> **Given records**:
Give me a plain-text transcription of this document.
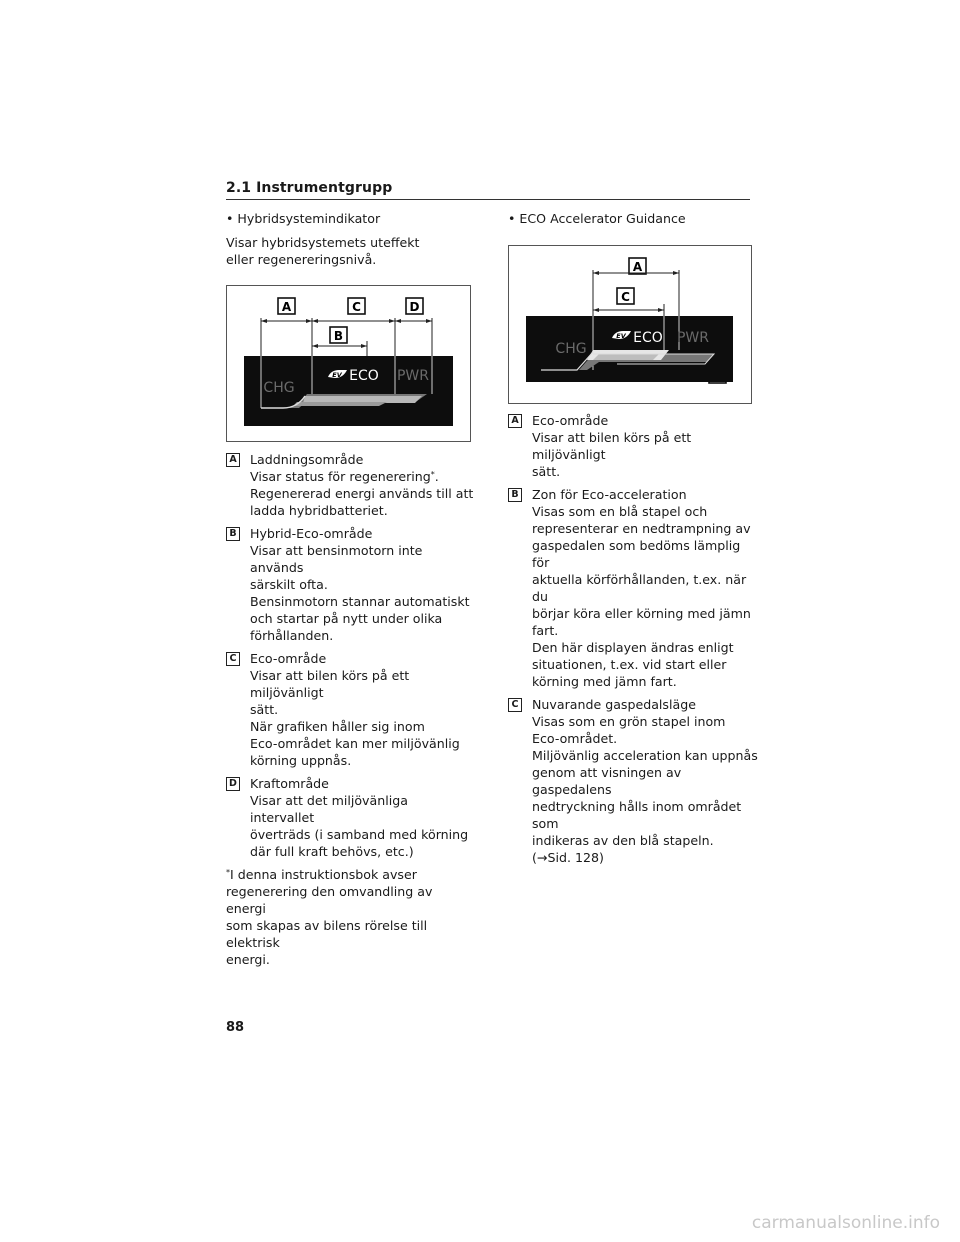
2.1 Instrumentgrupp

• Hybridsystemindikator

Visar hybridsystemets uteffekt eller regenereringsnivå.

A	C	D
B
CHG
EV ECO PWR
A Laddningsområde

Visar status för regenerering*.

Regenererad energi används till att

ladda hybridbatteriet.

B Hybrid-Eco-område

Visar att bensinmotorn inte används

särskilt ofta.

Bensinmotorn stannar automatiskt

och startar på nytt under olika

förhållanden.

C Eco-område

Visar att bilen körs på ett miljövänligt

sätt.

När grafiken håller sig inom

Eco-området kan mer miljövänlig

körning uppnås.

D Kraftområde

Visar att det miljövänliga intervallet

överträds (i samband med körning

där full kraft behövs, etc.)

*I denna instruktionsbok avser

regenerering den omvandling av energi

som skapas av bilens rörelse till elektrisk

energi.

• ECO Accelerator Guidance

A
C
CHG
EV ECO PWR
A Eco-område

Visar att bilen körs på ett miljövänligt

sätt.

B Zon för Eco-acceleration

Visas som en blå stapel och

representerar en nedtrampning av

gaspedalen som bedöms lämplig för

aktuella körförhållanden, t.ex. när du

börjar köra eller körning med jämn

fart.

Den här displayen ändras enligt

situationen, t.ex. vid start eller

körning med jämn fart.

C Nuvarande gaspedalsläge

Visas som en grön stapel inom

Eco-området.

Miljövänlig acceleration kan uppnås

genom att visningen av gaspedalens

nedtryckning hålls inom området som

indikeras av den blå stapeln.

(→Sid. 128)

88
carmanualsonline.info
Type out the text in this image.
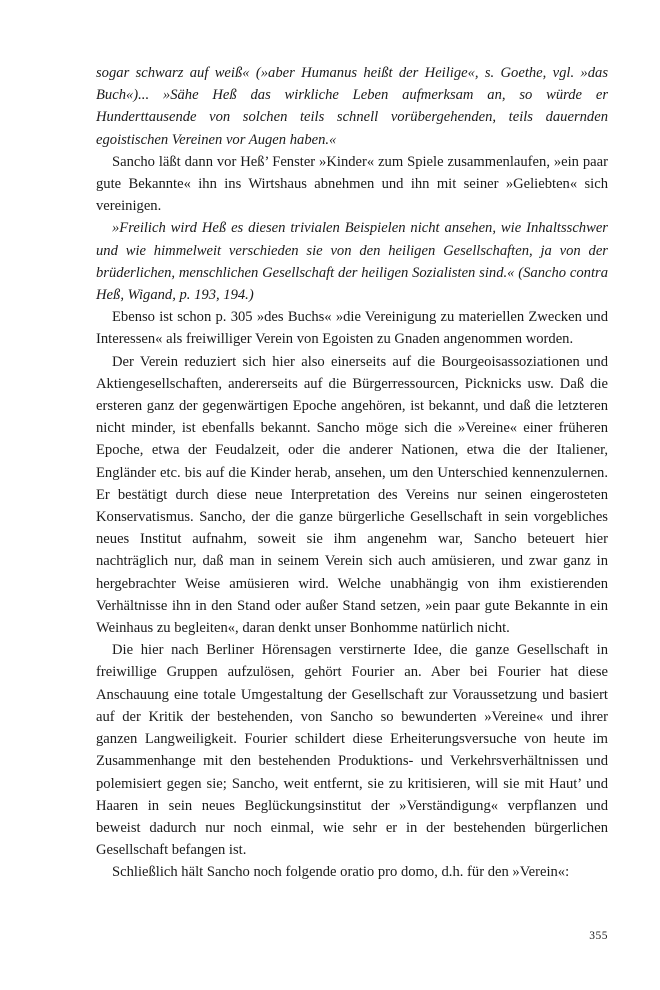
sogar schwarz auf weiß« (»aber Humanus heißt der Heilige«, s. Goethe, vgl. »das Buch«)... »Sähe Heß das wirkliche Leben aufmerksam an, so würde er Hunderttausende von solchen teils schnell vorübergehenden, teils dauernden egoistischen Vereinen vor Augen haben.«

Sancho läßt dann vor Heß’ Fenster »Kinder« zum Spiele zusammenlaufen, »ein paar gute Bekannte« ihn ins Wirtshaus abnehmen und ihn mit seiner »Geliebten« sich vereinigen.

»Freilich wird Heß es diesen trivialen Beispielen nicht ansehen, wie Inhaltsschwer und wie himmelweit verschieden sie von den heiligen Gesellschaften, ja von der brüderlichen, menschlichen Gesellschaft der heiligen Sozialisten sind.« (Sancho contra Heß, Wigand, p. 193, 194.)

Ebenso ist schon p. 305 »des Buchs« »die Vereinigung zu materiellen Zwecken und Interessen« als freiwilliger Verein von Egoisten zu Gnaden angenommen worden.

Der Verein reduziert sich hier also einerseits auf die Bourgeoisassoziationen und Aktiengesellschaften, andererseits auf die Bürgerressourcen, Picknicks usw. Daß die ersteren ganz der gegenwärtigen Epoche angehören, ist bekannt, und daß die letzteren nicht minder, ist ebenfalls bekannt. Sancho möge sich die »Vereine« einer früheren Epoche, etwa der Feudalzeit, oder die anderer Nationen, etwa die der Italiener, Engländer etc. bis auf die Kinder herab, ansehen, um den Unterschied kennenzulernen. Er bestätigt durch diese neue Interpretation des Vereins nur seinen eingerosteten Konservatismus. Sancho, der die ganze bürgerliche Gesellschaft in sein vorgebliches neues Institut aufnahm, soweit sie ihm angenehm war, Sancho beteuert hier nachträglich nur, daß man in seinem Verein sich auch amüsieren, und zwar ganz in hergebrachter Weise amüsieren wird. Welche unabhängig von ihm existierenden Verhältnisse ihn in den Stand oder außer Stand setzen, »ein paar gute Bekannte in ein Weinhaus zu begleiten«, daran denkt unser Bonhomme natürlich nicht.

Die hier nach Berliner Hörensagen verstirnerte Idee, die ganze Gesellschaft in freiwillige Gruppen aufzulösen, gehört Fourier an. Aber bei Fourier hat diese Anschauung eine totale Umgestaltung der Gesellschaft zur Voraussetzung und basiert auf der Kritik der bestehenden, von Sancho so bewunderten »Vereine« und ihrer ganzen Langweiligkeit. Fourier schildert diese Erheiterungsversuche von heute im Zusammenhange mit den bestehenden Produktions- und Verkehrsverhältnissen und polemisiert gegen sie; Sancho, weit entfernt, sie zu kritisieren, will sie mit Haut’ und Haaren in sein neues Beglückungsinstitut der »Verständigung« verpflanzen und beweist dadurch nur noch einmal, wie sehr er in der bestehenden bürgerlichen Gesellschaft befangen ist.

Schließlich hält Sancho noch folgende oratio pro domo, d.h. für den »Verein«:

355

> **What to do**: In the records above, how many lines contain the string "uppnås"? State that number only.

> **Your response**: 2